*Les consignes*.
**a)** D'après le texte sur l'Azerbaïdjan, quel accord a été signé à Bakou à la suite de la rencontre Medvedev-Aliev ?
**b)** Recopiez à l'identique le passage du texte sur l'Azerbaïdjan qui commence par « Les élections ont eu » et se termine par « l'OTAN et l'OSCE. ».

Les élections ont eu également leur effet sur la réduction de la rhétorique militariste de l'Azerbaïdjan, puisque les autorités de Bakou n'ont pas ressenti le besoin de réclamer à grand renfort de mots la ‘libération des terres'. Comme dans nombre de pays postsoviétiques, les élections ont été truquées. Cette fois-ci il n'y a pas eu d'affrontements ou de combats, le parti Azerbaïdjan-Uni est aux commandes comme avant. Donc, le Karabakh a été oublié pendant un certain temps, car il y avait des questions plus importantes à l'ordre du jour : - la division territoriale de la mer Caspienne et les prochains Sommets de l'OTAN et l'OSCE.

La question de la mer Caspienne a été réglée rapidement suite à la rencontre Medvedev-Aliev. Un Accord de coopération sur la sécurité a été signé avec une déclaration conjointe des Présidents à Bakou. Officiellement rien de plus, bien que dans les coulisses, de nombreux problèmes ont été abordés. Mais, apparemment, les parties ont été réticentes à rendre publiques toutes les questions litigieuses, qui vont des quotas de pêche à l'exploitation du pétrole. Le poisson et le pétrole sont les principales exportations de quatre des cinq pays entourant la mer Caspienne, et les controverses sont inévitables, surtout lorsqu'on connait la position de Bakou, qui est fermement convaincu qu'il est le seul à devoir bénéficier de ‘droits spéciaux' sur les richesses de la Caspienne. La position d'Ilham Aliev est compréhensible : cela réduirait la part de l'Azerbaïdjan et donc celle qui va dans les poches du clan Aliev, ce qui nuirait à l'avenir de son fils, le futur président de l'Azerbaïdjan. Il est vrai que l'élection du jeune Heydar au poste de chef de l'Etat n'est pour tout de suite, laquelle élection n'est d'ailleurs pas si évidente. On se souvient qu'Heydar Aliev n'a pas signé l'Accord sur le Karabakh à Key West, sous prétexte que cela mettrait en danger l'avenir de son fils. Et si nous devons croire les fuites diplomatiques de l'époque, l'Accord portait sur le statut d'indépendance du Haut-Karabakh. La même chose peut arriver à Ilham.

*Extrait des données*.
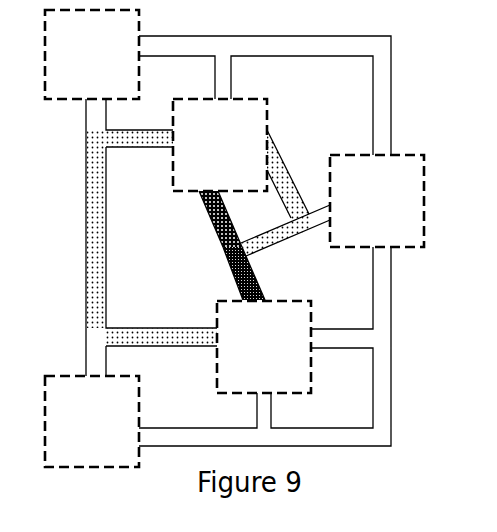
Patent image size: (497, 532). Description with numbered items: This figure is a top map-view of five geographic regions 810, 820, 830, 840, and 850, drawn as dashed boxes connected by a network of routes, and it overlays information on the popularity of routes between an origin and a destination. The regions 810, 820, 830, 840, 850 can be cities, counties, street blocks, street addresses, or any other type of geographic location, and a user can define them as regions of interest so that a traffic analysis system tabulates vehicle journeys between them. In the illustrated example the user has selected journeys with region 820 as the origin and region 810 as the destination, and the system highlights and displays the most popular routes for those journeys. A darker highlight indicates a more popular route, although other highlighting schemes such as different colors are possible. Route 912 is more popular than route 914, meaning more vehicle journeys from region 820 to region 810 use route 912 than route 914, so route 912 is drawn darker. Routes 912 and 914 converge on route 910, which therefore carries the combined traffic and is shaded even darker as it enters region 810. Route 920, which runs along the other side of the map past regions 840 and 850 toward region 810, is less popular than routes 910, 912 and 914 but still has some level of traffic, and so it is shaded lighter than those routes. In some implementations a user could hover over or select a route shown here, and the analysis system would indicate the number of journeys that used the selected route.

The geographic region 810 is at (264, 347).
The geographic region 820 is at (220, 145).
The geographic region 830 is at (377, 201).
The geographic region 840 is at (92, 54).
The geographic region 850 is at (92, 421).
The route 910 is at (232, 276).
The route 912 is at (207, 206).
The route 914 is at (283, 156).
The route 920 is at (105, 255).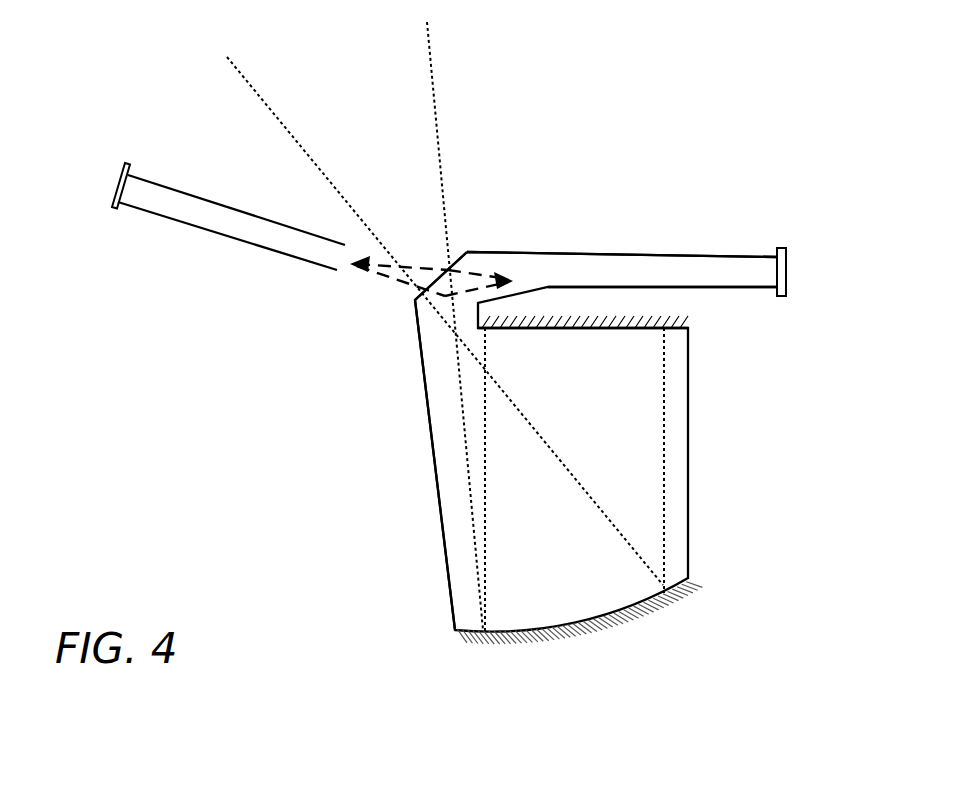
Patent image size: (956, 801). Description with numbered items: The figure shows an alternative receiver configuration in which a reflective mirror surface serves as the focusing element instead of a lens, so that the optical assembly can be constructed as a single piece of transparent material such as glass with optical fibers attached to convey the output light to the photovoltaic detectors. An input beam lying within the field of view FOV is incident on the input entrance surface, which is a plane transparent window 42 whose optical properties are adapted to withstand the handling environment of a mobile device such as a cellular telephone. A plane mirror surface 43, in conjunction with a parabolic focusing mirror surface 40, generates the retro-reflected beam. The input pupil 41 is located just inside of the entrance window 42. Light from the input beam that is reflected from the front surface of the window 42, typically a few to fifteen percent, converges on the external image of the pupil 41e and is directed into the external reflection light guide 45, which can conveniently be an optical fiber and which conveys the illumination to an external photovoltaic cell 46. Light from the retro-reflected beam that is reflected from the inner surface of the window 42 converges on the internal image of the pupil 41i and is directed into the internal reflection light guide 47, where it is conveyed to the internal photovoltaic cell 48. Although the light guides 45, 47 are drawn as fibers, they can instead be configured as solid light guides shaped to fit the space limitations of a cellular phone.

The parabolic focusing mirror surface 40 is at (617, 630).
The input pupil 41 is at (457, 340).
The external image of the pupil 41e is at (357, 272).
The internal image of the pupil 41i is at (508, 278).
The plane transparent window 42 is at (467, 252).
The plane mirror surface 43 is at (647, 328).
The external reflection light guide 45 is at (237, 238).
The external photovoltaic cell 46 is at (104, 210).
The internal reflection light guide 47 is at (685, 257).
The internal photovoltaic cell 48 is at (782, 248).
The field of view FOV is at (433, 95).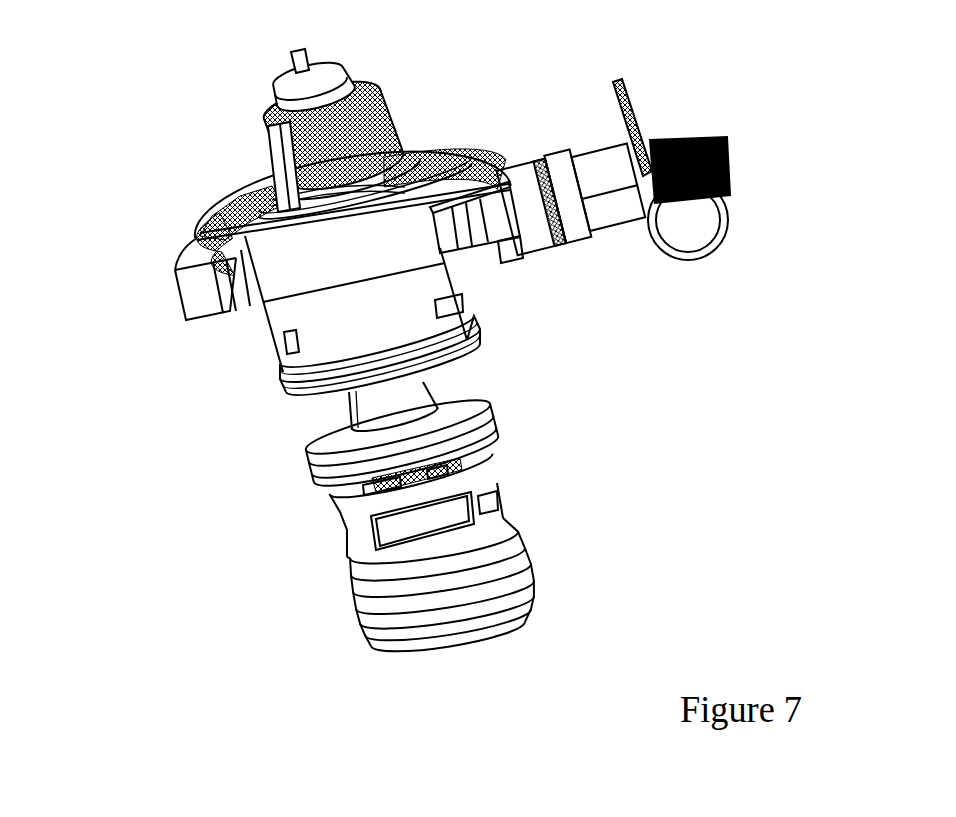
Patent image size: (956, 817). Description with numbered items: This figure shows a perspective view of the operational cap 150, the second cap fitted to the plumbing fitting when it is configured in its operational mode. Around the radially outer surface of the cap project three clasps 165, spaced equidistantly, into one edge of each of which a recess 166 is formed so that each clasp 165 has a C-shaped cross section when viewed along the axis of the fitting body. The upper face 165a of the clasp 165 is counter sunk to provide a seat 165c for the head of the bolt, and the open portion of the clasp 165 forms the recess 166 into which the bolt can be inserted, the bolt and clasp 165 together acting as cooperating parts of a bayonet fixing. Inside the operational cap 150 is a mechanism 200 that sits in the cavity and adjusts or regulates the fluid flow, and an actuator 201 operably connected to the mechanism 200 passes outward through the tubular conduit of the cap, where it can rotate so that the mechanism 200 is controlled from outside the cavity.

The operational cap 150 is at (445, 86).
The clasp 165 is at (190, 302).
The upper face of the clasp 165a is at (498, 202).
The seat 165c is at (497, 237).
The recess 166 is at (480, 250).
The mechanism 200 is at (327, 490).
The actuator 201 is at (288, 113).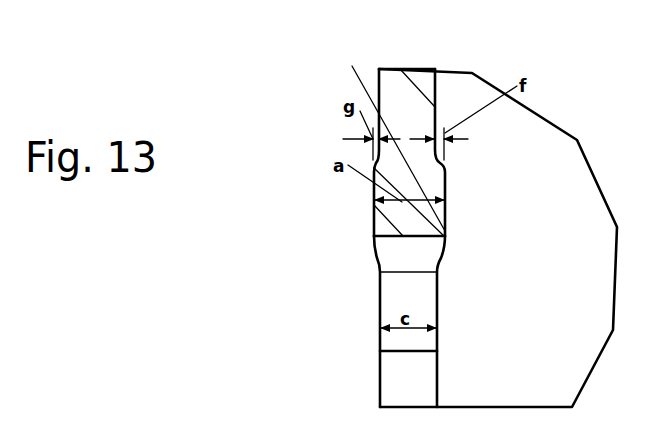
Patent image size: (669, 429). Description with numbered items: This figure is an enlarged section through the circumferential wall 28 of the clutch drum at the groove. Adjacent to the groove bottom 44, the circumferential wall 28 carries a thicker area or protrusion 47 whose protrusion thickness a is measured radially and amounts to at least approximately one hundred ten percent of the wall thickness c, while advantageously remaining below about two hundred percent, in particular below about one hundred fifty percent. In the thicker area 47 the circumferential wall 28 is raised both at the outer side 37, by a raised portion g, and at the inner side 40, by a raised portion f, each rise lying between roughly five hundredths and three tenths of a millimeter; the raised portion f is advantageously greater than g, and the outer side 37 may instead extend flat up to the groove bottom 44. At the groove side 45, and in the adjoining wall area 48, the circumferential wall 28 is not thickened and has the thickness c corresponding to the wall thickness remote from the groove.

The circumferential wall 28 is at (398, 82).
The outer side 37 is at (391, 138).
The inner side 40 is at (437, 95).
The groove bottom 44 is at (403, 235).
The groove side 45 is at (388, 296).
The thicker area (protrusion) 47 is at (402, 220).
The wall area 48 is at (393, 383).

*Réponses aux consignes*.
**a)** Un Accord de coopération sur la sécurité, avec une déclaration conjointe des Présidents.

**b)**
Les élections ont eu également leur effet sur la réduction de la rhétorique militariste de l'Azerbaïdjan, puisque les autorités de Bakou n'ont pas ressenti le besoin de réclamer à grand renfort de mots la ‘libération des terres'. Comme dans nombre de pays postsoviétiques, les élections ont été truquées. Cette fois-ci il n'y a pas eu d'affrontements ou de combats, le parti Azerbaïdjan-Uni est aux commandes comme avant. Donc, le Karabakh a été oublié pendant un certain temps, car il y avait des questions plus importantes à l'ordre du jour : - la division territoriale de la mer Caspienne et les prochains Sommets de l'OTAN et l'OSCE.